Aim: Output all of the data below exactly as given.

———

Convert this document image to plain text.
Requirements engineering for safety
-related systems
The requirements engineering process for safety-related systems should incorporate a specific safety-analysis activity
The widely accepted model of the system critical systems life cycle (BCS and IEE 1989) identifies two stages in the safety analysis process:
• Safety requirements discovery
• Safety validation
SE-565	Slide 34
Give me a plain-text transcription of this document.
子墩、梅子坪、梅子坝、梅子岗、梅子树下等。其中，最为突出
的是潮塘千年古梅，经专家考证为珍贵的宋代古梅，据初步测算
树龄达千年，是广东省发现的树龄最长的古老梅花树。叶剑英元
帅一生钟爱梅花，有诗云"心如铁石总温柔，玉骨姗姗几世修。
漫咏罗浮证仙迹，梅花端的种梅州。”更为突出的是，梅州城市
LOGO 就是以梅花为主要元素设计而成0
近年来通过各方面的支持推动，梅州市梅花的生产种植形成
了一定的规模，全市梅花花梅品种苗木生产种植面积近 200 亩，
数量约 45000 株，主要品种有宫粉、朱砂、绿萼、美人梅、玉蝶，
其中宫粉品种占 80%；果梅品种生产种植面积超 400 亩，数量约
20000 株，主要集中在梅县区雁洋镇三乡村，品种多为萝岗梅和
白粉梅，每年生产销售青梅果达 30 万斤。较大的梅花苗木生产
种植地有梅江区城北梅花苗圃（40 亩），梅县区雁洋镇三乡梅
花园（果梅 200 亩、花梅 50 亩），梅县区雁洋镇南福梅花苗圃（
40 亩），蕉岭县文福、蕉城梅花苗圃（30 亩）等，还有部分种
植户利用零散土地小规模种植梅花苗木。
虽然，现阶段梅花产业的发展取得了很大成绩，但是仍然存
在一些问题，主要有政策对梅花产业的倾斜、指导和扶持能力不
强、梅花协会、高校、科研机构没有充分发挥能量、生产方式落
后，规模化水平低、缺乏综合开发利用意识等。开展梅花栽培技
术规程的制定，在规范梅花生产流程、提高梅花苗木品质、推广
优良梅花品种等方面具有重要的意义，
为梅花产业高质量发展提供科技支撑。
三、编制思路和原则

———

Task answer:
Convert this document image to plain text.
Requirements engineering for safety
-related systems
The requirements engineering process for safety-related systems should incorporate a specific safety-analysis activity
The widely accepted model of the system critical systems life cycle (BCS and IEE 1989) identifies two stages in the safety analysis process:
• Safety requirements discovery
• Safety validation
SE-565	Slide 34
Give me a plain-text transcription of this document.
子墩、梅子坪、梅子坝、梅子岗、梅子树下等。其中，最为突出
的是潮塘千年古梅，经专家考证为珍贵的宋代古梅，据初步测算
树龄达千年，是广东省发现的树龄最长的古老梅花树。叶剑英元
帅一生钟爱梅花，有诗云"心如铁石总温柔，玉骨姗姗几世修。
漫咏罗浮证仙迹，梅花端的种梅州。”更为突出的是，梅州城市
LOGO 就是以梅花为主要元素设计而成0
近年来通过各方面的支持推动，梅州市梅花的生产种植形成
了一定的规模，全市梅花花梅品种苗木生产种植面积近 200 亩，
数量约 45000 株，主要品种有宫粉、朱砂、绿萼、美人梅、玉蝶，
其中宫粉品种占 80%；果梅品种生产种植面积超 400 亩，数量约
20000 株，主要集中在梅县区雁洋镇三乡村，品种多为萝岗梅和
白粉梅，每年生产销售青梅果达 30 万斤。较大的梅花苗木生产
种植地有梅江区城北梅花苗圃（40 亩），梅县区雁洋镇三乡梅
花园（果梅 200 亩、花梅 50 亩），梅县区雁洋镇南福梅花苗圃（
40 亩），蕉岭县文福、蕉城梅花苗圃（30 亩）等，还有部分种
植户利用零散土地小规模种植梅花苗木。
虽然，现阶段梅花产业的发展取得了很大成绩，但是仍然存
在一些问题，主要有政策对梅花产业的倾斜、指导和扶持能力不
强、梅花协会、高校、科研机构没有充分发挥能量、生产方式落
后，规模化水平低、缺乏综合开发利用意识等。开展梅花栽培技
术规程的制定，在规范梅花生产流程、提高梅花苗木品质、推广
优良梅花品种等方面具有重要的意义，
为梅花产业高质量发展提供科技支撑。
三、编制思路和原则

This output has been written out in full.